**Given instruction**
Restate the entries word for word, omitting nothing.

(Data entries)
--- begin ---

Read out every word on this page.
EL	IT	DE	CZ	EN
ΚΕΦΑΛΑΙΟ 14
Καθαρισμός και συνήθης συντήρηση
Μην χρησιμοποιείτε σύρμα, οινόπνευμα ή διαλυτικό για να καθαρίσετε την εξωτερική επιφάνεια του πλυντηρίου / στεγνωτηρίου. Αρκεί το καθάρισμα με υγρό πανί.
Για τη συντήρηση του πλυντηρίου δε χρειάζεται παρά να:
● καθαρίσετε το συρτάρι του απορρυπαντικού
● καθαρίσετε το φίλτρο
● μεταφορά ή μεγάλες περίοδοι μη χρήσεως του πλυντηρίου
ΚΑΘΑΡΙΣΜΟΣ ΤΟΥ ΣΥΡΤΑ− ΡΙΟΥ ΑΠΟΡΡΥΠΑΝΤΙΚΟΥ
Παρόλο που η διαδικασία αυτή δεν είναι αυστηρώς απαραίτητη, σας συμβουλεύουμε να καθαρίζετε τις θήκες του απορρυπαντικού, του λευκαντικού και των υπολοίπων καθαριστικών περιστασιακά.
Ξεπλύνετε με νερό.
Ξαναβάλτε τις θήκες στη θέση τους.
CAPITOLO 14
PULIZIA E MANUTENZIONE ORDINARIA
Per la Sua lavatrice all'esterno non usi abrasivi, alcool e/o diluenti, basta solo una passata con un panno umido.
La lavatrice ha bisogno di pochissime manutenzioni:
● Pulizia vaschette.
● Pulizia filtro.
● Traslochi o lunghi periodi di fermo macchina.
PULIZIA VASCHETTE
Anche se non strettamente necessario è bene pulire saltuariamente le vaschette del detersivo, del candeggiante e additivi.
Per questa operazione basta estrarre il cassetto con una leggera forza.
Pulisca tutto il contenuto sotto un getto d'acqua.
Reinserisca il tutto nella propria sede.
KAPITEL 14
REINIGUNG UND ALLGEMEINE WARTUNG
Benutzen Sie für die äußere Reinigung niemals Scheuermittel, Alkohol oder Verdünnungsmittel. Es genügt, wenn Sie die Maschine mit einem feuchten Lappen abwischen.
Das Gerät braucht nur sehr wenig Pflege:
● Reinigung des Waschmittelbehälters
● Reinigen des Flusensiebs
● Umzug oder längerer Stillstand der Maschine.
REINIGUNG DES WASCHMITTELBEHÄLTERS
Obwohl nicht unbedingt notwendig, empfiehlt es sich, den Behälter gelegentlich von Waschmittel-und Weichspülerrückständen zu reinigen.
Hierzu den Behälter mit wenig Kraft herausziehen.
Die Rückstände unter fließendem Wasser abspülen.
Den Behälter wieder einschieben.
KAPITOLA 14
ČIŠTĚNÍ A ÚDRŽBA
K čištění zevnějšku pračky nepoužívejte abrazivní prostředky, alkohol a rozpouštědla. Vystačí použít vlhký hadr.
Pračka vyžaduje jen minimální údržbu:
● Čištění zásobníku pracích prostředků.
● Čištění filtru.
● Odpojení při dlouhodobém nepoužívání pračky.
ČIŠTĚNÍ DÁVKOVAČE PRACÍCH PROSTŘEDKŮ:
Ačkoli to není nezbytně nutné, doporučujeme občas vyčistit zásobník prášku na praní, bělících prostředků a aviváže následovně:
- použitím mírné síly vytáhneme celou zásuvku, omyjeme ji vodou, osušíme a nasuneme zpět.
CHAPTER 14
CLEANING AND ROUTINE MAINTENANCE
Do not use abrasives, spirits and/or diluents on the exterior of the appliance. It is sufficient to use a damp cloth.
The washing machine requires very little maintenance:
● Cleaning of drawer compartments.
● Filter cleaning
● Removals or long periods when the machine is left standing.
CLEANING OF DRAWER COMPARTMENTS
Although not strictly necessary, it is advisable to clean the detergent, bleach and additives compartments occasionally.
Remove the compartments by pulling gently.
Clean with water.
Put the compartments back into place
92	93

--- end ---

**Full answer**
Read out every word on this page.
EL	IT	DE	CZ	EN
ΚΕΦΑΛΑΙΟ 14
Καθαρισμός και συνήθης συντήρηση
Μην χρησιμοποιείτε σύρμα, οινόπνευμα ή διαλυτικό για να καθαρίσετε την εξωτερική επιφάνεια του πλυντηρίου / στεγνωτηρίου. Αρκεί το καθάρισμα με υγρό πανί.
Για τη συντήρηση του πλυντηρίου δε χρειάζεται παρά να:
● καθαρίσετε το συρτάρι του απορρυπαντικού
● καθαρίσετε το φίλτρο
● μεταφορά ή μεγάλες περίοδοι μη χρήσεως του πλυντηρίου
ΚΑΘΑΡΙΣΜΟΣ ΤΟΥ ΣΥΡΤΑ− ΡΙΟΥ ΑΠΟΡΡΥΠΑΝΤΙΚΟΥ
Παρόλο που η διαδικασία αυτή δεν είναι αυστηρώς απαραίτητη, σας συμβουλεύουμε να καθαρίζετε τις θήκες του απορρυπαντικού, του λευκαντικού και των υπολοίπων καθαριστικών περιστασιακά.
Ξεπλύνετε με νερό.
Ξαναβάλτε τις θήκες στη θέση τους.
CAPITOLO 14
PULIZIA E MANUTENZIONE ORDINARIA
Per la Sua lavatrice all'esterno non usi abrasivi, alcool e/o diluenti, basta solo una passata con un panno umido.
La lavatrice ha bisogno di pochissime manutenzioni:
● Pulizia vaschette.
● Pulizia filtro.
● Traslochi o lunghi periodi di fermo macchina.
PULIZIA VASCHETTE
Anche se non strettamente necessario è bene pulire saltuariamente le vaschette del detersivo, del candeggiante e additivi.
Per questa operazione basta estrarre il cassetto con una leggera forza.
Pulisca tutto il contenuto sotto un getto d'acqua.
Reinserisca il tutto nella propria sede.
KAPITEL 14
REINIGUNG UND ALLGEMEINE WARTUNG
Benutzen Sie für die äußere Reinigung niemals Scheuermittel, Alkohol oder Verdünnungsmittel. Es genügt, wenn Sie die Maschine mit einem feuchten Lappen abwischen.
Das Gerät braucht nur sehr wenig Pflege:
● Reinigung des Waschmittelbehälters
● Reinigen des Flusensiebs
● Umzug oder längerer Stillstand der Maschine.
REINIGUNG DES WASCHMITTELBEHÄLTERS
Obwohl nicht unbedingt notwendig, empfiehlt es sich, den Behälter gelegentlich von Waschmittel-und Weichspülerrückständen zu reinigen.
Hierzu den Behälter mit wenig Kraft herausziehen.
Die Rückstände unter fließendem Wasser abspülen.
Den Behälter wieder einschieben.
KAPITOLA 14
ČIŠTĚNÍ A ÚDRŽBA
K čištění zevnějšku pračky nepoužívejte abrazivní prostředky, alkohol a rozpouštědla. Vystačí použít vlhký hadr.
Pračka vyžaduje jen minimální údržbu:
● Čištění zásobníku pracích prostředků.
● Čištění filtru.
● Odpojení při dlouhodobém nepoužívání pračky.
ČIŠTĚNÍ DÁVKOVAČE PRACÍCH PROSTŘEDKŮ:
Ačkoli to není nezbytně nutné, doporučujeme občas vyčistit zásobník prášku na praní, bělících prostředků a aviváže následovně:
- použitím mírné síly vytáhneme celou zásuvku, omyjeme ji vodou, osušíme a nasuneme zpět.
CHAPTER 14
CLEANING AND ROUTINE MAINTENANCE
Do not use abrasives, spirits and/or diluents on the exterior of the appliance. It is sufficient to use a damp cloth.
The washing machine requires very little maintenance:
● Cleaning of drawer compartments.
● Filter cleaning
● Removals or long periods when the machine is left standing.
CLEANING OF DRAWER COMPARTMENTS
Although not strictly necessary, it is advisable to clean the detergent, bleach and additives compartments occasionally.
Remove the compartments by pulling gently.
Clean with water.
Put the compartments back into place
92	93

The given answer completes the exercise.